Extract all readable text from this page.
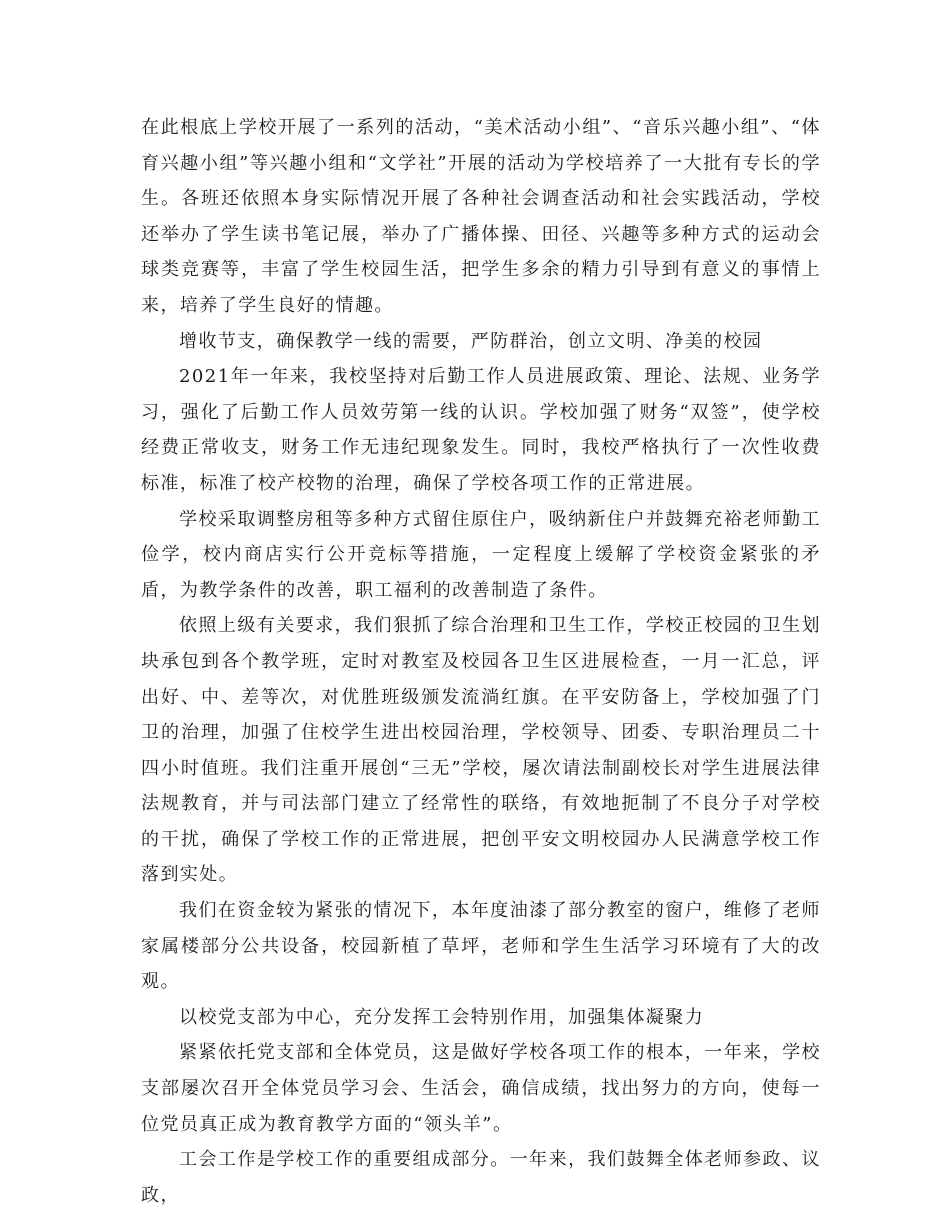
在此根底上学校开展了一系列的活动，“美术活动小组”、“音乐兴趣小组”、“体育兴趣小组”等兴趣小组和“文学社”开展的活动为学校培养了一大批有专长的学生。各班还依照本身实际情况开展了各种社会调查活动和社会实践活动，学校还举办了学生读书笔记展，举办了广播体操、田径、兴趣等多种方式的运动会球类竞赛等，丰富了学生校园生活，把学生多余的精力引导到有意义的事情上来，培养了学生良好的情趣。

增收节支，确保教学一线的需要，严防群治，创立文明、净美的校园

2021年一年来，我校坚持对后勤工作人员进展政策、理论、法规、业务学习，强化了后勤工作人员效劳第一线的认识。学校加强了财务“双签”，使学校经费正常收支，财务工作无违纪现象发生。同时，我校严格执行了一次性收费标准，标准了校产校物的治理，确保了学校各项工作的正常进展。

学校采取调整房租等多种方式留住原住户，吸纳新住户并鼓舞充裕老师勤工俭学，校内商店实行公开竞标等措施，一定程度上缓解了学校资金紧张的矛盾，为教学条件的改善，职工福利的改善制造了条件。

依照上级有关要求，我们狠抓了综合治理和卫生工作，学校正校园的卫生划块承包到各个教学班，定时对教室及校园各卫生区进展检查，一月一汇总，评出好、中、差等次，对优胜班级颁发流淌红旗。在平安防备上，学校加强了门卫的治理，加强了住校学生进出校园治理，学校领导、团委、专职治理员二十四小时值班。我们注重开展创“三无”学校，屡次请法制副校长对学生进展法律法规教育，并与司法部门建立了经常性的联络，有效地扼制了不良分子对学校的干扰，确保了学校工作的正常进展，把创平安文明校园办人民满意学校工作落到实处。

我们在资金较为紧张的情况下，本年度油漆了部分教室的窗户，维修了老师家属楼部分公共设备，校园新植了草坪，老师和学生生活学习环境有了大的改观。

以校党支部为中心，充分发挥工会特别作用，加强集体凝聚力

紧紧依托党支部和全体党员，这是做好学校各项工作的根本，一年来，学校支部屡次召开全体党员学习会、生活会，确信成绩，找出努力的方向，使每一位党员真正成为教育教学方面的“领头羊”。

工会工作是学校工作的重要组成部分。一年来，我们鼓舞全体老师参政、议政，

Exercise directions –
From the listing, extract all text exactly as given and drop any picture.

Full answer –
Extract all readable text from this page.
在此根底上学校开展了一系列的活动，“美术活动小组”、“音乐兴趣小组”、“体育兴趣小组”等兴趣小组和“文学社”开展的活动为学校培养了一大批有专长的学生。各班还依照本身实际情况开展了各种社会调查活动和社会实践活动，学校还举办了学生读书笔记展，举办了广播体操、田径、兴趣等多种方式的运动会球类竞赛等，丰富了学生校园生活，把学生多余的精力引导到有意义的事情上来，培养了学生良好的情趣。

增收节支，确保教学一线的需要，严防群治，创立文明、净美的校园

2021年一年来，我校坚持对后勤工作人员进展政策、理论、法规、业务学习，强化了后勤工作人员效劳第一线的认识。学校加强了财务“双签”，使学校经费正常收支，财务工作无违纪现象发生。同时，我校严格执行了一次性收费标准，标准了校产校物的治理，确保了学校各项工作的正常进展。

学校采取调整房租等多种方式留住原住户，吸纳新住户并鼓舞充裕老师勤工俭学，校内商店实行公开竞标等措施，一定程度上缓解了学校资金紧张的矛盾，为教学条件的改善，职工福利的改善制造了条件。

依照上级有关要求，我们狠抓了综合治理和卫生工作，学校正校园的卫生划块承包到各个教学班，定时对教室及校园各卫生区进展检查，一月一汇总，评出好、中、差等次，对优胜班级颁发流淌红旗。在平安防备上，学校加强了门卫的治理，加强了住校学生进出校园治理，学校领导、团委、专职治理员二十四小时值班。我们注重开展创“三无”学校，屡次请法制副校长对学生进展法律法规教育，并与司法部门建立了经常性的联络，有效地扼制了不良分子对学校的干扰，确保了学校工作的正常进展，把创平安文明校园办人民满意学校工作落到实处。

我们在资金较为紧张的情况下，本年度油漆了部分教室的窗户，维修了老师家属楼部分公共设备，校园新植了草坪，老师和学生生活学习环境有了大的改观。

以校党支部为中心，充分发挥工会特别作用，加强集体凝聚力

紧紧依托党支部和全体党员，这是做好学校各项工作的根本，一年来，学校支部屡次召开全体党员学习会、生活会，确信成绩，找出努力的方向，使每一位党员真正成为教育教学方面的“领头羊”。

工会工作是学校工作的重要组成部分。一年来，我们鼓舞全体老师参政、议政，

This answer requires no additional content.